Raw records
******
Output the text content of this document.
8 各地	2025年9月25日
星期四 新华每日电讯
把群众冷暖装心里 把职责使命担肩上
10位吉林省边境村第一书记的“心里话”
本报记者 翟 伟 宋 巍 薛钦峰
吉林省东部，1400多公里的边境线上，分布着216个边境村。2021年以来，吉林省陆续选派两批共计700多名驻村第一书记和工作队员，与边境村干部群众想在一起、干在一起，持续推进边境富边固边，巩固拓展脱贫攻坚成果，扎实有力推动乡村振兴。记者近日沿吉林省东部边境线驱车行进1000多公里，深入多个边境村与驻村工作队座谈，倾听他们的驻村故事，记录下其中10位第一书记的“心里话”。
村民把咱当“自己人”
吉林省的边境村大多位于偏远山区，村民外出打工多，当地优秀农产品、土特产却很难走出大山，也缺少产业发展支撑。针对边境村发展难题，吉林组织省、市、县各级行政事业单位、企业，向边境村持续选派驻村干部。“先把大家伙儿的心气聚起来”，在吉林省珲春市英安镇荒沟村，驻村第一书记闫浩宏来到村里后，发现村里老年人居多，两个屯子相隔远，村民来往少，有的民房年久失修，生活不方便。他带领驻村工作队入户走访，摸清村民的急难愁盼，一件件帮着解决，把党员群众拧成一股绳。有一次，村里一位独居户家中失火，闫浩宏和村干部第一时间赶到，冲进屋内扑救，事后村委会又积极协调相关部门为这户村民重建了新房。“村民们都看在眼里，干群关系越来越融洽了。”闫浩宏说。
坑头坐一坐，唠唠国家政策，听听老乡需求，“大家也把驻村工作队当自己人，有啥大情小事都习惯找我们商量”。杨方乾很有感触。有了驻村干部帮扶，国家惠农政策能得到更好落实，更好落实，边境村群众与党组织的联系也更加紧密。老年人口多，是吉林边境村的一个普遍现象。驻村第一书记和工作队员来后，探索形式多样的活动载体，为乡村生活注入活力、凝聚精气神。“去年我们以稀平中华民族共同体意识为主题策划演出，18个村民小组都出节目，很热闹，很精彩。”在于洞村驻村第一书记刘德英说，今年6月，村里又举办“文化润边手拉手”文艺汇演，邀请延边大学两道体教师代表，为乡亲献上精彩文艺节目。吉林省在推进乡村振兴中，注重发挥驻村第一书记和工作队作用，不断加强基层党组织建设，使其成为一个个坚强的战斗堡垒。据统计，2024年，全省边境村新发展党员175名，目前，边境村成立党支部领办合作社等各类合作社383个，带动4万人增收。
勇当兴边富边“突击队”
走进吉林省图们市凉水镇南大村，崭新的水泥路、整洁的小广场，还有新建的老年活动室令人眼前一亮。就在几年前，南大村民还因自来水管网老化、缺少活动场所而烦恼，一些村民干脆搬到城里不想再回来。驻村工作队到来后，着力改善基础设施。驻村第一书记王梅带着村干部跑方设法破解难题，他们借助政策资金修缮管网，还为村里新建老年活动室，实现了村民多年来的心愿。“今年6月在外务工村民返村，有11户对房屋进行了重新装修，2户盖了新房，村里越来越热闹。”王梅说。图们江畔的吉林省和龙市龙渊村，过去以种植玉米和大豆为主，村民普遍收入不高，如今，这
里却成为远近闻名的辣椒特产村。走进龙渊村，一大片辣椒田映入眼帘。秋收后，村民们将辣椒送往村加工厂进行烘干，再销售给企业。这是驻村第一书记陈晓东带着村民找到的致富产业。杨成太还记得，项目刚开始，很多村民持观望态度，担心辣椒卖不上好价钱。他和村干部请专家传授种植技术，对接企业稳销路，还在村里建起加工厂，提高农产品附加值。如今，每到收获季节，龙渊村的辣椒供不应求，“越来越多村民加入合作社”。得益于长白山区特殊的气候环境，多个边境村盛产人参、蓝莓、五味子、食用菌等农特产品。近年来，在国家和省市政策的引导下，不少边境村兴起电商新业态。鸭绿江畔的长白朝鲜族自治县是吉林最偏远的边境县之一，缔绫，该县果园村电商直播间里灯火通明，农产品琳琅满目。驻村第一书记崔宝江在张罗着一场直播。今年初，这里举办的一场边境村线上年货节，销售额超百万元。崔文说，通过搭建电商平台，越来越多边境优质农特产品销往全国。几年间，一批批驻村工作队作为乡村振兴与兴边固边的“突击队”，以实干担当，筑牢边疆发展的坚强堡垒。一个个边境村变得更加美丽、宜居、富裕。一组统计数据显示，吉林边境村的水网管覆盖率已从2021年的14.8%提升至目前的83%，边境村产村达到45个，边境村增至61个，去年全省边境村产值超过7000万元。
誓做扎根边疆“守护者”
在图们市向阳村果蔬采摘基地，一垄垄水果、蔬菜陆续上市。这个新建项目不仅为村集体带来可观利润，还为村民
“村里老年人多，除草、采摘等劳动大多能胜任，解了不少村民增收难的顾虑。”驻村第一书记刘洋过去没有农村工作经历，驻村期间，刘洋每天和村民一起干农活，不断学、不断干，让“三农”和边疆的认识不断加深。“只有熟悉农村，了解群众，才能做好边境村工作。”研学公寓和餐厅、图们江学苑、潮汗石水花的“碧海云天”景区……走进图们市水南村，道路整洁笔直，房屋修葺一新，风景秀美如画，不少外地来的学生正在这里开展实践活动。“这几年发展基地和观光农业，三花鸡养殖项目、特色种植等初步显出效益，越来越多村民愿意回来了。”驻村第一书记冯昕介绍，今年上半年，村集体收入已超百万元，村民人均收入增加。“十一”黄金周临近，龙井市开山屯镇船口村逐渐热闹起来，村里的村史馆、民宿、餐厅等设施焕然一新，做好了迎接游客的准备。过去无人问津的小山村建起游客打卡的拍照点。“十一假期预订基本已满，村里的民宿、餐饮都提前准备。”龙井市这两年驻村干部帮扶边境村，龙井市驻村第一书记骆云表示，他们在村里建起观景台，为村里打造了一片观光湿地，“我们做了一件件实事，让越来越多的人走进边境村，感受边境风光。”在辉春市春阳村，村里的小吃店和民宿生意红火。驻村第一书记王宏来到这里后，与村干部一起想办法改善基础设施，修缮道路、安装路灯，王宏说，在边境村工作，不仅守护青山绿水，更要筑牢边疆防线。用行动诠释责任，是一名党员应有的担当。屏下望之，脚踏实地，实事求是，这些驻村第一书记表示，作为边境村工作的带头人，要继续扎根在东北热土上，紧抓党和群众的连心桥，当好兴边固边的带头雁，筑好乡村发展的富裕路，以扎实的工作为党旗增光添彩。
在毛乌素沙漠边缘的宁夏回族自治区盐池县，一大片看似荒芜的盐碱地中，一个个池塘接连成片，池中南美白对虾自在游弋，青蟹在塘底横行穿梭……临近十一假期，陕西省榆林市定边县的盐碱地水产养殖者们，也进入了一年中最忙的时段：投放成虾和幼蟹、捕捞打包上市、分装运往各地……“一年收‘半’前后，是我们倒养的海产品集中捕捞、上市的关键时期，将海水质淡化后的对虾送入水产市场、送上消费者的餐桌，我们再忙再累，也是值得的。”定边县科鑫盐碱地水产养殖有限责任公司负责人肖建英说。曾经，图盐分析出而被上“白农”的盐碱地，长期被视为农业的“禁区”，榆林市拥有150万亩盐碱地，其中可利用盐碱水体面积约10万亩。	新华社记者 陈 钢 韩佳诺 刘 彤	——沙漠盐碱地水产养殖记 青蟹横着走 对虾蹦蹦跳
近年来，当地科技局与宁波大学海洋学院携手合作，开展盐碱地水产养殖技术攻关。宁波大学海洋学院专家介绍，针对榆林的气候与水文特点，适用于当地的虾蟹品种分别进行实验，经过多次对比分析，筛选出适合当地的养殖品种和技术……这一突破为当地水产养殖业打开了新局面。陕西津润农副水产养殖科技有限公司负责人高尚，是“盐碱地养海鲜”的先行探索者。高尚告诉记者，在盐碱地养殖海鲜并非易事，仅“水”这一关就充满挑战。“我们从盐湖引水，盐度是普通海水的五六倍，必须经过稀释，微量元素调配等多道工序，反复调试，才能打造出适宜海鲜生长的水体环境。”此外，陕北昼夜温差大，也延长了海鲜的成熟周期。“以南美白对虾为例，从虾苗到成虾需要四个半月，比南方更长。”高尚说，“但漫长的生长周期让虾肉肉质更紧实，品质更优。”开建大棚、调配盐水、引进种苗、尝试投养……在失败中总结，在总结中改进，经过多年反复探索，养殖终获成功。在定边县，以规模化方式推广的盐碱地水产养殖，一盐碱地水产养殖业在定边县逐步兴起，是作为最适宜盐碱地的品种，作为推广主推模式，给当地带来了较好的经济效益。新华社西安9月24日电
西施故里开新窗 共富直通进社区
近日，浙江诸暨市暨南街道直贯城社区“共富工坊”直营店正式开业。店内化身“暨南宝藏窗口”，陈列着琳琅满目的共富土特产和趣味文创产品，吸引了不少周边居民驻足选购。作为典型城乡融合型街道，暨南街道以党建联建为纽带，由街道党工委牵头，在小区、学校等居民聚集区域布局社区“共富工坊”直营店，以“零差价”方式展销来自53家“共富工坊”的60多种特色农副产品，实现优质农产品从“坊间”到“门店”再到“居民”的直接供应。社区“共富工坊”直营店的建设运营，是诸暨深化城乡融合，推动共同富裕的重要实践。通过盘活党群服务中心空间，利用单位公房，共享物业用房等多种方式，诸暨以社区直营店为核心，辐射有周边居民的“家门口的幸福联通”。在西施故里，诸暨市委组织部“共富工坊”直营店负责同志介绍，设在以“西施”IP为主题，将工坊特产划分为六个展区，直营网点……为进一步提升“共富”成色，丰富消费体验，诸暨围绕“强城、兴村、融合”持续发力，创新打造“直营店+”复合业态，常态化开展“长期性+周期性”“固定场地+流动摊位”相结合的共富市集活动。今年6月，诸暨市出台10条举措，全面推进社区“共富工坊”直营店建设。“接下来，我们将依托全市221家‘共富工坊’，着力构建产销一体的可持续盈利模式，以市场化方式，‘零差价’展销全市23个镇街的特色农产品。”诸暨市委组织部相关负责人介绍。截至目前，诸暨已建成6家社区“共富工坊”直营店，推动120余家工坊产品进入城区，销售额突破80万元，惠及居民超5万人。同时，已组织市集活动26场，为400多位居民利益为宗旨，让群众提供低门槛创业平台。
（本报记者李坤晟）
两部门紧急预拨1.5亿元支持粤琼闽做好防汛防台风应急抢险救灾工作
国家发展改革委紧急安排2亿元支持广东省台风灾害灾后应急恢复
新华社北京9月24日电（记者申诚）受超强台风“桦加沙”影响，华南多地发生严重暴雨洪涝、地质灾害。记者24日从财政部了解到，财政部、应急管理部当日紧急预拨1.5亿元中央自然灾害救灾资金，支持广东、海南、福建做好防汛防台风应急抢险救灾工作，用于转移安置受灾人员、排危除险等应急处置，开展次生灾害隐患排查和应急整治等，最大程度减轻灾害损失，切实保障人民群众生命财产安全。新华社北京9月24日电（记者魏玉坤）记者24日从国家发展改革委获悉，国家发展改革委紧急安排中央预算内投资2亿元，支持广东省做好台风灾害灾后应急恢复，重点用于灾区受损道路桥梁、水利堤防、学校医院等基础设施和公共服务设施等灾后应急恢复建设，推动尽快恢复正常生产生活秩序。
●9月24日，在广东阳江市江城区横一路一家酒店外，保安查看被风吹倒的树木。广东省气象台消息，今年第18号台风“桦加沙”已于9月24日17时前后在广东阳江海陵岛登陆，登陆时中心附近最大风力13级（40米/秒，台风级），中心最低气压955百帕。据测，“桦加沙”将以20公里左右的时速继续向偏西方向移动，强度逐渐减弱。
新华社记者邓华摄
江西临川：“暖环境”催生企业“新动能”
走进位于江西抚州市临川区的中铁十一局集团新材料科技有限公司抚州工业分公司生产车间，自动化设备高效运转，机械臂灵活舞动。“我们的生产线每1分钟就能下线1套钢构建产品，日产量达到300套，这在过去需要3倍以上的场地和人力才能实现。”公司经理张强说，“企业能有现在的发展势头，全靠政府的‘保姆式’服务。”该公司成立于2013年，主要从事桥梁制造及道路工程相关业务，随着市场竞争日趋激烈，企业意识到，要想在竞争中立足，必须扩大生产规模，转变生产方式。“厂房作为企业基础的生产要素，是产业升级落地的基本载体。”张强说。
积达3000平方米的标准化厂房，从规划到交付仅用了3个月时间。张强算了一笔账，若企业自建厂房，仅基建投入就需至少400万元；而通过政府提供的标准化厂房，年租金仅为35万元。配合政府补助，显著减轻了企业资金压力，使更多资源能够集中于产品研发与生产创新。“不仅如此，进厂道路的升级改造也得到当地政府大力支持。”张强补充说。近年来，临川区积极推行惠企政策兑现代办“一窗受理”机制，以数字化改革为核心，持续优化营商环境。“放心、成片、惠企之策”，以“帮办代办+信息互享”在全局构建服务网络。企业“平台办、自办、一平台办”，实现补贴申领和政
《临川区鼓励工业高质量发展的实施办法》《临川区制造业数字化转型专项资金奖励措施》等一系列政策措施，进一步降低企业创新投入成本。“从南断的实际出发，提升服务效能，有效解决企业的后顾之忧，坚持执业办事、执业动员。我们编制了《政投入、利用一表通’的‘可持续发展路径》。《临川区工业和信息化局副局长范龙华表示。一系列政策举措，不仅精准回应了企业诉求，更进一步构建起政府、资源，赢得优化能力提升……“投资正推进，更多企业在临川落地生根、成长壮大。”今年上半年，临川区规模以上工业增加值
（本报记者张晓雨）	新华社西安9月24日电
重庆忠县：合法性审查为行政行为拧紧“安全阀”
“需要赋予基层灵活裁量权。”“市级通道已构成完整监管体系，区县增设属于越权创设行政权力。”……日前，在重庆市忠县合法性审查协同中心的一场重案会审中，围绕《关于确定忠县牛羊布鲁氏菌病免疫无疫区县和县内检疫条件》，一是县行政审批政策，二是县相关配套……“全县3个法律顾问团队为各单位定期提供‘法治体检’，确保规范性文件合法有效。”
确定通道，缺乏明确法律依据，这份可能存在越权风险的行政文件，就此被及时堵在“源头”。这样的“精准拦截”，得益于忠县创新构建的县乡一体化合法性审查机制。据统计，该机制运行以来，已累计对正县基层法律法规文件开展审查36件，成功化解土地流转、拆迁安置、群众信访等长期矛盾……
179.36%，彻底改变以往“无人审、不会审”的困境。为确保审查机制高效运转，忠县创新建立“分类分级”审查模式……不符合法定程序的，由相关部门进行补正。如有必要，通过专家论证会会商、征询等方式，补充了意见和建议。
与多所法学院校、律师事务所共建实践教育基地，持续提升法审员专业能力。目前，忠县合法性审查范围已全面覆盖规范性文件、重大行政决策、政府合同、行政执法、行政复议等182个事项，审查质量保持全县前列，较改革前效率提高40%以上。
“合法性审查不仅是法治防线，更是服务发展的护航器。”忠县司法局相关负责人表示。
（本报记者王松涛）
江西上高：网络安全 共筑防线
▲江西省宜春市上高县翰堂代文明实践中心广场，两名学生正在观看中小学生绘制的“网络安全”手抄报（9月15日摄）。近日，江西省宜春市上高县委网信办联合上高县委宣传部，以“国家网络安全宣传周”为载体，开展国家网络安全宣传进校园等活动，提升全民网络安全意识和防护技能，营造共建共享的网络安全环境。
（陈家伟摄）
******
- The task -
Your task is to list each line of the records with the word "今年上半年".

- The solution -
“村里老年人多，除草、采摘等劳动大多能胜任，解了不少村民增收难的顾虑。”驻村第一书记刘洋过去没有农村工作经历，驻村期间，刘洋每天和村民一起干农活，不断学、不断干，让“三农”和边疆的认识不断加深。“只有熟悉农村，了解群众，才能做好边境村工作。”研学公寓和餐厅、图们江学苑、潮汗石水花的“碧海云天”景区……走进图们市水南村，道路整洁笔直，房屋修葺一新，风景秀美如画，不少外地来的学生正在这里开展实践活动。“这几年发展基地和观光农业，三花鸡养殖项目、特色种植等初步显出效益，越来越多村民愿意回来了。”驻村第一书记冯昕介绍，今年上半年，村集体收入已超百万元，村民人均收入增加。“十一”黄金周临近，龙井市开山屯镇船口村逐渐热闹起来，村里的村史馆、民宿、餐厅等设施焕然一新，做好了迎接游客的准备。过去无人问津的小山村建起游客打卡的拍照点。“十一假期预订基本已满，村里的民宿、餐饮都提前准备。”龙井市这两年驻村干部帮扶边境村，龙井市驻村第一书记骆云表示，他们在村里建起观景台，为村里打造了一片观光湿地，“我们做了一件件实事，让越来越多的人走进边境村，感受边境风光。”在辉春市春阳村，村里的小吃店和民宿生意红火。驻村第一书记王宏来到这里后，与村干部一起想办法改善基础设施，修缮道路、安装路灯，王宏说，在边境村工作，不仅守护青山绿水，更要筑牢边疆防线。用行动诠释责任，是一名党员应有的担当。屏下望之，脚踏实地，实事求是，这些驻村第一书记表示，作为边境村工作的带头人，要继续扎根在东北热土上，紧抓党和群众的连心桥，当好兴边固边的带头雁，筑好乡村发展的富裕路，以扎实的工作为党旗增光添彩。
《临川区鼓励工业高质量发展的实施办法》《临川区制造业数字化转型专项资金奖励措施》等一系列政策措施，进一步降低企业创新投入成本。“从南断的实际出发，提升服务效能，有效解决企业的后顾之忧，坚持执业办事、执业动员。我们编制了《政投入、利用一表通’的‘可持续发展路径》。《临川区工业和信息化局副局长范龙华表示。一系列政策举措，不仅精准回应了企业诉求，更进一步构建起政府、资源，赢得优化能力提升……“投资正推进，更多企业在临川落地生根、成长壮大。”今年上半年，临川区规模以上工业增加值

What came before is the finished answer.